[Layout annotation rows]
○ ○ ○
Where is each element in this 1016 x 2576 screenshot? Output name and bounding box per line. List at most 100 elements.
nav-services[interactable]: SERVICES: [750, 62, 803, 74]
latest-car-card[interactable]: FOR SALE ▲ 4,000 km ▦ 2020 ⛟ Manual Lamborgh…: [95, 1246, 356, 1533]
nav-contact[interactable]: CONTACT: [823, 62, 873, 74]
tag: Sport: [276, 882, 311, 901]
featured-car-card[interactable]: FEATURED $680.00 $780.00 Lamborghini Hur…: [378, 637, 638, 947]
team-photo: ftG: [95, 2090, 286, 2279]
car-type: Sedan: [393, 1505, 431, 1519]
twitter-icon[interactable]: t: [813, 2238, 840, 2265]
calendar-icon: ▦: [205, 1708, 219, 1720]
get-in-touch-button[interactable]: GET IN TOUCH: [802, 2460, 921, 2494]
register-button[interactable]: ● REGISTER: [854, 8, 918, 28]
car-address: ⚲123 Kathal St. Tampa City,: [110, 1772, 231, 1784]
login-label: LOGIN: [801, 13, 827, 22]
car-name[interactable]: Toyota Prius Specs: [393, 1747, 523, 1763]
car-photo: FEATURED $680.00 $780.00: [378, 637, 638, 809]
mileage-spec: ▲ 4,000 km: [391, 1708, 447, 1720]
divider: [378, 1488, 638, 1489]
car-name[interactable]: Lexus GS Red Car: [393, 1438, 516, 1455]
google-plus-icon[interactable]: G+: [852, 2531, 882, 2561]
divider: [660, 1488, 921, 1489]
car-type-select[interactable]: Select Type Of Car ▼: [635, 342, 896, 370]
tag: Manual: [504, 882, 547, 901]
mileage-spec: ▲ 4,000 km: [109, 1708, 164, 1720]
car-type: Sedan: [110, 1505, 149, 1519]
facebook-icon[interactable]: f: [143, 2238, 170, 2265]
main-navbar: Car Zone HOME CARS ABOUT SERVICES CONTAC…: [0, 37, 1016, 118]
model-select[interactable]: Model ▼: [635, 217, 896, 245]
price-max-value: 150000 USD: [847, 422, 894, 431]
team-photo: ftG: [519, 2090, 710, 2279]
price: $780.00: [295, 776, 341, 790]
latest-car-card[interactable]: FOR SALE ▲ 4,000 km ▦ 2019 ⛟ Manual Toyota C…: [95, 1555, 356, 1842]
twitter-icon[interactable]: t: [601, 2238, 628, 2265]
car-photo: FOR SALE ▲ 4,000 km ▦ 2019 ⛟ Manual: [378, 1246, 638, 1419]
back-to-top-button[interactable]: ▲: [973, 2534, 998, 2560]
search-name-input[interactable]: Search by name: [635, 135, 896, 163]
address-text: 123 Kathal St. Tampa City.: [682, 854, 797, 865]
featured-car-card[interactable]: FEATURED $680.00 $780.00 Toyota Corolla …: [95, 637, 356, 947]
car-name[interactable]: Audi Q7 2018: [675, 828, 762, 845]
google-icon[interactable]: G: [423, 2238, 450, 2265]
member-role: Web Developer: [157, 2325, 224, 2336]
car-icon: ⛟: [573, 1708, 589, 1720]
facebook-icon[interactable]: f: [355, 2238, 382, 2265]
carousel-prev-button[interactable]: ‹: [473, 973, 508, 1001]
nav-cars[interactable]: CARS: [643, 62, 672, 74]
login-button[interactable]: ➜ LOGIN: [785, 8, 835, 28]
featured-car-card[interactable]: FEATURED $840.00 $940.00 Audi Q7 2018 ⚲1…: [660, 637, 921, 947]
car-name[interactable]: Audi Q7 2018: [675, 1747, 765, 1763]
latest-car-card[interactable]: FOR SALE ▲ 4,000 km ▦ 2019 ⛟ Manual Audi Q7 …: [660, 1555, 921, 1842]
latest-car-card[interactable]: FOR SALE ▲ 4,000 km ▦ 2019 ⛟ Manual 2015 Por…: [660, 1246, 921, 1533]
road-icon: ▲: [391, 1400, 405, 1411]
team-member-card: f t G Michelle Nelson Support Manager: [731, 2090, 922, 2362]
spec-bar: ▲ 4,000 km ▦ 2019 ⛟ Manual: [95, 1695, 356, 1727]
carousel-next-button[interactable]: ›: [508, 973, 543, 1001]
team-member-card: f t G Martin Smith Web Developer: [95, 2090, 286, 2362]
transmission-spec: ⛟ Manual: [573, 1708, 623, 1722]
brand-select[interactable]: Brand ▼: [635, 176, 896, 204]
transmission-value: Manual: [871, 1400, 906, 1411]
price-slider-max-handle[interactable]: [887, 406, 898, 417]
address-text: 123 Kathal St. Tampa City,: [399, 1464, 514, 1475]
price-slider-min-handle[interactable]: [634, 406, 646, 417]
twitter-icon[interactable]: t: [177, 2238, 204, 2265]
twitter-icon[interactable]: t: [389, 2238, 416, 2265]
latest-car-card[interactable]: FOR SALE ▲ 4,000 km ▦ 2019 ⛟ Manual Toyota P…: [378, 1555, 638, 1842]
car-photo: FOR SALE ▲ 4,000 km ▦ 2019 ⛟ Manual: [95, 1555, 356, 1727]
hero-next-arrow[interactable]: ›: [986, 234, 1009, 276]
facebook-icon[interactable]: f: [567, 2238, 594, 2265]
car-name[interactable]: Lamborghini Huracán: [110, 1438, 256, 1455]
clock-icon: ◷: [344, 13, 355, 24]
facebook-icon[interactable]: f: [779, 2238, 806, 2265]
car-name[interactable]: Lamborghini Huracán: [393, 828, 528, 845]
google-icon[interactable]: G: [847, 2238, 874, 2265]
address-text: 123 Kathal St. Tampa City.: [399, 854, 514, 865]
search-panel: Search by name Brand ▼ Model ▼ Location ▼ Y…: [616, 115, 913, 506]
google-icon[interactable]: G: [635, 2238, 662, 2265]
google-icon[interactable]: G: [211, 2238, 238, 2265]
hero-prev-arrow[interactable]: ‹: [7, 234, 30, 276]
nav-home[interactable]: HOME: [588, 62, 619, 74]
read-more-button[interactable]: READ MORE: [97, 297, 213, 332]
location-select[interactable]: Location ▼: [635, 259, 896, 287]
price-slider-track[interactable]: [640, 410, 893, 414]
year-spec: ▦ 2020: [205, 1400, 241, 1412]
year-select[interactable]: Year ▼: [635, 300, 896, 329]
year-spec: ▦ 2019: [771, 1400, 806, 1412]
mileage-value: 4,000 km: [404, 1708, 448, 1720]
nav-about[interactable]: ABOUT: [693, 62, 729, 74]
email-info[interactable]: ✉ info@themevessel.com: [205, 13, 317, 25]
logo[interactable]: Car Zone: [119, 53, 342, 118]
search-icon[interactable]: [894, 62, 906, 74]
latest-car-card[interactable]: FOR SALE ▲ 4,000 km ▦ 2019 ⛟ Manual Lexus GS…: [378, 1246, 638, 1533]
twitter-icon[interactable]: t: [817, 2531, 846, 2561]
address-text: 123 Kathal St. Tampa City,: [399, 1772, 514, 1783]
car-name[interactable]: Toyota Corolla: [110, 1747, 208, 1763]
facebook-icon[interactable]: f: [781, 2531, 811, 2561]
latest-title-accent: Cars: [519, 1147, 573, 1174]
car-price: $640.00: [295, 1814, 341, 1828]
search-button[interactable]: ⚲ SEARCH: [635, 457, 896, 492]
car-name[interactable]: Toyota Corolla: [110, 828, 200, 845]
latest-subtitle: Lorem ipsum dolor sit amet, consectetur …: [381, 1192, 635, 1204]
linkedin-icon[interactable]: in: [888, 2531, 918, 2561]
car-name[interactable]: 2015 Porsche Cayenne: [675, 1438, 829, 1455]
○ ○ ○
=== To do ===
Pull out every row above that contains the string "arrow". Case counts.

=== Correct output ===
hero-next-arrow[interactable]: ›: [986, 234, 1009, 276]
hero-prev-arrow[interactable]: ‹: [7, 234, 30, 276]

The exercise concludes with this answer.